## Listed records:
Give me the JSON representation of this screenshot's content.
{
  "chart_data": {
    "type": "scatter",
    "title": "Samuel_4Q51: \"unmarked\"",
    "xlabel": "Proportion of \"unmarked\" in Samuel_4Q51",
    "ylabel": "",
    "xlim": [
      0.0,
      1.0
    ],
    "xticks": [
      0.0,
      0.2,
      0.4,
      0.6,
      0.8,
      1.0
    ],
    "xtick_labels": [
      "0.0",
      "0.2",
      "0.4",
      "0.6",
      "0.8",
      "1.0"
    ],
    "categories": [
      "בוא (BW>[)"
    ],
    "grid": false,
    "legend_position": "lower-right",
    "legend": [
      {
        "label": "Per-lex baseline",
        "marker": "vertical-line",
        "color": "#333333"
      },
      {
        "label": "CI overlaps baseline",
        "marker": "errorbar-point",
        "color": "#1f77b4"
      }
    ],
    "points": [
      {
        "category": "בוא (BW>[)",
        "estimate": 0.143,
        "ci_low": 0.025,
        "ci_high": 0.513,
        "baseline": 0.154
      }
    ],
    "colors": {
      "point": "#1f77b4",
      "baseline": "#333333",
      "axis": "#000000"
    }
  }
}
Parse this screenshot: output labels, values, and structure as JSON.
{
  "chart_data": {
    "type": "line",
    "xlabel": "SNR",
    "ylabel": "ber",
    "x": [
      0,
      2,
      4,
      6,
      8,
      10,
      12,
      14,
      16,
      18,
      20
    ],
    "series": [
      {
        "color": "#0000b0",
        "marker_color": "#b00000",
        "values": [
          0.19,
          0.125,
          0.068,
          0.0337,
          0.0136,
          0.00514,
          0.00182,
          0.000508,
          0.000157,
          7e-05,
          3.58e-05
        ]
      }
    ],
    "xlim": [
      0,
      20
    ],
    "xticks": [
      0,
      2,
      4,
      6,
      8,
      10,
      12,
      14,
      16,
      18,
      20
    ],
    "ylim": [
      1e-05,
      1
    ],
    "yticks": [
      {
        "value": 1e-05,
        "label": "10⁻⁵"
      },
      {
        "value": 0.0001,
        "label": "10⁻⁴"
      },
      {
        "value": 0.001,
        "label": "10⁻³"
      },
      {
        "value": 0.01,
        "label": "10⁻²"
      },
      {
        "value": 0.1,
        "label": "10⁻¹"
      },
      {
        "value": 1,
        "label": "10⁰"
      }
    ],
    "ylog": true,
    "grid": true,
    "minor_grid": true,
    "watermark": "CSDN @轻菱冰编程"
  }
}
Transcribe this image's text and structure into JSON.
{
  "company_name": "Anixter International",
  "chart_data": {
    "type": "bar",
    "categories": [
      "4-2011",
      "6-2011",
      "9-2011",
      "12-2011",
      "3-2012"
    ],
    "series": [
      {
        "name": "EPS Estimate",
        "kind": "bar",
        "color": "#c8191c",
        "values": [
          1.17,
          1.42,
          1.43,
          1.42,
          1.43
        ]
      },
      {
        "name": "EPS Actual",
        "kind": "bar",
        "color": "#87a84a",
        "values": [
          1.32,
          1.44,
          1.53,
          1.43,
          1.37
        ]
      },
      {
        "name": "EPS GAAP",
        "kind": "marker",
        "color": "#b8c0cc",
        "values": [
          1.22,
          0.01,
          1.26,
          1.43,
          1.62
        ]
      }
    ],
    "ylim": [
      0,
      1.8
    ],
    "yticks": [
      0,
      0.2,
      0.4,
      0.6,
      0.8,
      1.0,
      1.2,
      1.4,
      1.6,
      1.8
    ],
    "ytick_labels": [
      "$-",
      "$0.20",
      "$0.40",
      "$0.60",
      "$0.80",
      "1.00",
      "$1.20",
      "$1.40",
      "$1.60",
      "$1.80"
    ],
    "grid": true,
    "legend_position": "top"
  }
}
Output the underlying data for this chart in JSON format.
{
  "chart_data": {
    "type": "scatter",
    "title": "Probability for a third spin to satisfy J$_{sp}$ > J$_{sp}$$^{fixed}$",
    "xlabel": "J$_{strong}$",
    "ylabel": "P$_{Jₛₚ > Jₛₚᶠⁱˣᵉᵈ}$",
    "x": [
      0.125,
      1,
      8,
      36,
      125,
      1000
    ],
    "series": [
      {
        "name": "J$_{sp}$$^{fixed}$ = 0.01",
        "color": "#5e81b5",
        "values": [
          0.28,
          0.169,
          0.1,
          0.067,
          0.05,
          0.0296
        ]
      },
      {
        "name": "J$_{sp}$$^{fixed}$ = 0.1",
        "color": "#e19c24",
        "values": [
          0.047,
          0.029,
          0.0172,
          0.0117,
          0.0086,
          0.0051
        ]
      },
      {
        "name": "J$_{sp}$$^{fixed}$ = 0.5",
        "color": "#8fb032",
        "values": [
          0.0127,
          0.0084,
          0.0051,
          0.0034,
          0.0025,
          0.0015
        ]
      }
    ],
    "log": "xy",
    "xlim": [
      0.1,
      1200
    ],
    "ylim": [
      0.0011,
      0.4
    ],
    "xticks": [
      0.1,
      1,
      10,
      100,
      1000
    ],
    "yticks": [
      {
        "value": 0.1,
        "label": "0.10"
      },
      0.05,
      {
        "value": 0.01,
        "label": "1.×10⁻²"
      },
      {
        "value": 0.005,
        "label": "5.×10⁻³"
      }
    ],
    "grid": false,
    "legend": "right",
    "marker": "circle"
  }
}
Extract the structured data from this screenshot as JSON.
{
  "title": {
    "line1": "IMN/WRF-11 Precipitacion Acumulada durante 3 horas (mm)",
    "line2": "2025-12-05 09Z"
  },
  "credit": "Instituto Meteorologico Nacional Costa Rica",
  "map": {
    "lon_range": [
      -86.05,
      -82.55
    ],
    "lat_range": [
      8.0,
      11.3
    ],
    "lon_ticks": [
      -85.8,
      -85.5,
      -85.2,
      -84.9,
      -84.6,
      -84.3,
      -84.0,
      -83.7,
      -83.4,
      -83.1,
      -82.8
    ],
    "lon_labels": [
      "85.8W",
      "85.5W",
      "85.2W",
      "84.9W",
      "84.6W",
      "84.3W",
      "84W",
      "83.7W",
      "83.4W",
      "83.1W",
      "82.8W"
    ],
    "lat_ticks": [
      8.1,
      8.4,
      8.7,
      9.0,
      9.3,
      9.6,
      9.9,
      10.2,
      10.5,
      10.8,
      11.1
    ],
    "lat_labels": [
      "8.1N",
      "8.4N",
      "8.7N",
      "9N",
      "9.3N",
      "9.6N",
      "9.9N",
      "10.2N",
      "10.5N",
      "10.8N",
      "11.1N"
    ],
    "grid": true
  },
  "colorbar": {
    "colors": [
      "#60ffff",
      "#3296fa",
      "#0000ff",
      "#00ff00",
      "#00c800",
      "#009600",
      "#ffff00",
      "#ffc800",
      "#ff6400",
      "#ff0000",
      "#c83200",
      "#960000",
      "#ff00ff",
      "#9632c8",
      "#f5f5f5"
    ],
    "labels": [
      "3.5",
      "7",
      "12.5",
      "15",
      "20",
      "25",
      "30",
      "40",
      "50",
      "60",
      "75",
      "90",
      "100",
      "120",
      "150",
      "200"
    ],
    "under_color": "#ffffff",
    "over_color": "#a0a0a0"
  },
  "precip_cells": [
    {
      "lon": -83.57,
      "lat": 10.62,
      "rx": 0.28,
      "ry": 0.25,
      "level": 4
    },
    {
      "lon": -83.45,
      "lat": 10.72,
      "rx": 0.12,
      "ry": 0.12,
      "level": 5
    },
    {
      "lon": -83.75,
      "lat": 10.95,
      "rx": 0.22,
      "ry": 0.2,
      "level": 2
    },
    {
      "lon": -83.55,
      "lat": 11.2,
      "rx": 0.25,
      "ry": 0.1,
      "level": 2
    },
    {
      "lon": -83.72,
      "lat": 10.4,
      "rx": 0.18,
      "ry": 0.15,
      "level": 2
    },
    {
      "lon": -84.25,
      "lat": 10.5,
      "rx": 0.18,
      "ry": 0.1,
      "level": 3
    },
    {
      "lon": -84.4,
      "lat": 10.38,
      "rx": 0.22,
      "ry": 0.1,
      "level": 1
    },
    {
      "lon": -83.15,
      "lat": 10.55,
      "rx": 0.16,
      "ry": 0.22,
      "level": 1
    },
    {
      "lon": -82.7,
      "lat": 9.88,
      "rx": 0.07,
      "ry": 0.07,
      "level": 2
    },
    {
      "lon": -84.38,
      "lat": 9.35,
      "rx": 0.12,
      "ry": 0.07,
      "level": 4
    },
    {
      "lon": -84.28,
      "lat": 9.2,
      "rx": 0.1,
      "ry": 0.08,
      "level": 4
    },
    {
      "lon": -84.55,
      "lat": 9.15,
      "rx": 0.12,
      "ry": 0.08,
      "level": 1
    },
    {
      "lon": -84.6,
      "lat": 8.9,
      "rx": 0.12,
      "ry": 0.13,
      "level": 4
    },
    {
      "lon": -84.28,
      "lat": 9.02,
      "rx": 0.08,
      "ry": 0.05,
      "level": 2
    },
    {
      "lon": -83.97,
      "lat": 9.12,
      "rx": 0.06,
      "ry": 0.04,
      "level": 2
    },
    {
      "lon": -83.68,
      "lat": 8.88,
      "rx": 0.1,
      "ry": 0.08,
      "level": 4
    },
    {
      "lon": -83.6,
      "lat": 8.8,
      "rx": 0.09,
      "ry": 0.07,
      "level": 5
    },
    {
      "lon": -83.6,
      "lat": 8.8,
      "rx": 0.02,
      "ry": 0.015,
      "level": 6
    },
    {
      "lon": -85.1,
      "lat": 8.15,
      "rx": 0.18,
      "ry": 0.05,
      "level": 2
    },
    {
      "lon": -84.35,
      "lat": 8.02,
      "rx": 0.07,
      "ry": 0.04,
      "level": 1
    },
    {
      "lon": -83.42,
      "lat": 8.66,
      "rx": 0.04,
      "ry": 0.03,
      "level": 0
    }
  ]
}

## What is needed:
In the records above, how many lines include "JSON"? Give that number and nothing more.

## Written answer:
5